* Stated problem *
Wherever the word "Paris" appears in the entries, copy the whole line.

** START Given data **

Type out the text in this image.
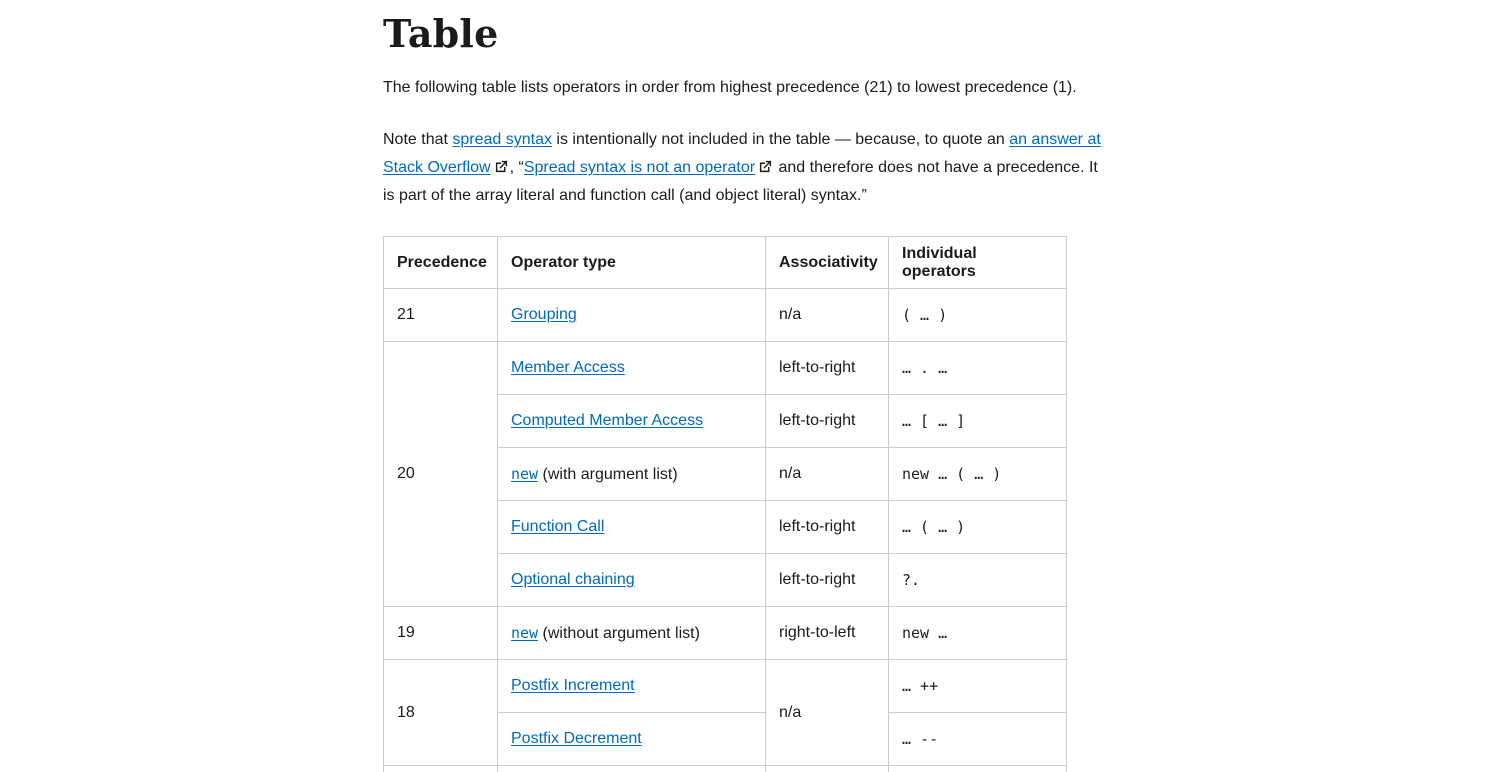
Table

The following table lists operators in order from highest precedence (21) to lowest precedence (1).

Note that spread syntax is intentionally not included in the table — because, to quote an an answer at Stack Overflow , “Spread syntax is not an operator and therefore does not have a precedence. It is part of the array literal and function call (and object literal) syntax.”

Precedence	Operator type	Associativity	Individual operators
21	Grouping	n/a	( … )
20	Member Access	left-to-right	… . …
	Computed Member Access	left-to-right	… [ … ]
	new (with argument list)	n/a	new … ( … )
	Function Call	left-to-right	… ( … )
	Optional chaining	left-to-right	?.
19	new (without argument list)	right-to-left	new …
18	Postfix Increment	n/a	… ++
	Postfix Decrement		… --
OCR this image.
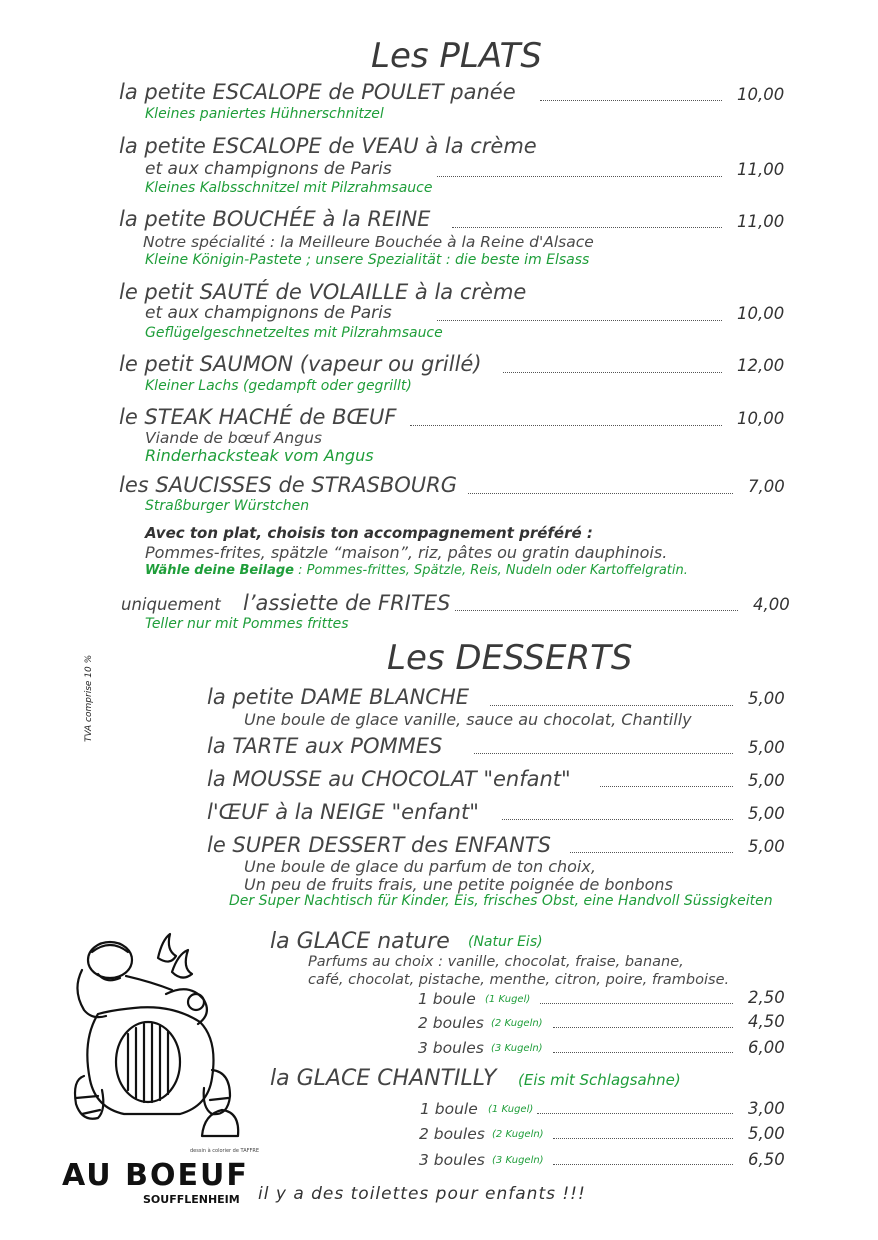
Les PLATS
la petite ESCALOPE de POULET panée	10,00
Kleines paniertes Hühnerschnitzel
la petite ESCALOPE de VEAU à la crème
et aux champignons de Paris	11,00
Kleines Kalbsschnitzel mit Pilzrahmsauce
la petite BOUCHÉE à la REINE	11,00
Notre spécialité : la Meilleure Bouchée à la Reine d'Alsace
Kleine Königin-Pastete ; unsere Spezialität : die beste im Elsass
le petit SAUTÉ de VOLAILLE à la crème
et aux champignons de Paris	10,00
Geflügelgeschnetzeltes mit Pilzrahmsauce
le petit SAUMON (vapeur ou grillé)	12,00
Kleiner Lachs (gedampft oder gegrillt)
le STEAK HACHÉ de BŒUF	10,00
Viande de bœuf Angus
Rinderhacksteak vom Angus
les SAUCISSES de STRASBOURG	7,00
Straßburger Würstchen
Avec ton plat, choisis ton accompagnement préféré :
Pommes-frites, spätzle “maison”, riz, pâtes ou gratin dauphinois.
Wähle deine Beilage : Pommes-frittes, Spätzle, Reis, Nudeln oder Kartoffelgratin.
uniquement l’assiette de FRITES	4,00
Teller nur mit Pommes frittes
Les DESSERTS
la petite DAME BLANCHE	5,00
Une boule de glace vanille, sauce au chocolat, Chantilly
la TARTE aux POMMES	5,00
la MOUSSE au CHOCOLAT "enfant"	5,00
l'ŒUF à la NEIGE "enfant"	5,00
le SUPER DESSERT des ENFANTS	5,00
Une boule de glace du parfum de ton choix,
Un peu de fruits frais, une petite poignée de bonbons
Der Super Nachtisch für Kinder, Eis, frisches Obst, eine Handvoll Süssigkeiten
la GLACE nature (Natur Eis)
Parfums au choix : vanille, chocolat, fraise, banane,
café, chocolat, pistache, menthe, citron, poire, framboise.
1 boule (1 Kugel)	2,50
2 boules (2 Kugeln)	4,50
3 boules (3 Kugeln)	6,00
la GLACE CHANTILLY (Eis mit Schlagsahne)
1 boule (1 Kugel)	3,00
2 boules (2 Kugeln)	5,00
3 boules (3 Kugeln)	6,50
il y a des toilettes pour enfants !!!
TVA comprise 10 %
dessin à colorier de TAFFRE
AU BOEUF
SOUFFLENHEIM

** END Given data **

* Expected answer *
et aux champignons de Paris	11,00
et aux champignons de Paris	10,00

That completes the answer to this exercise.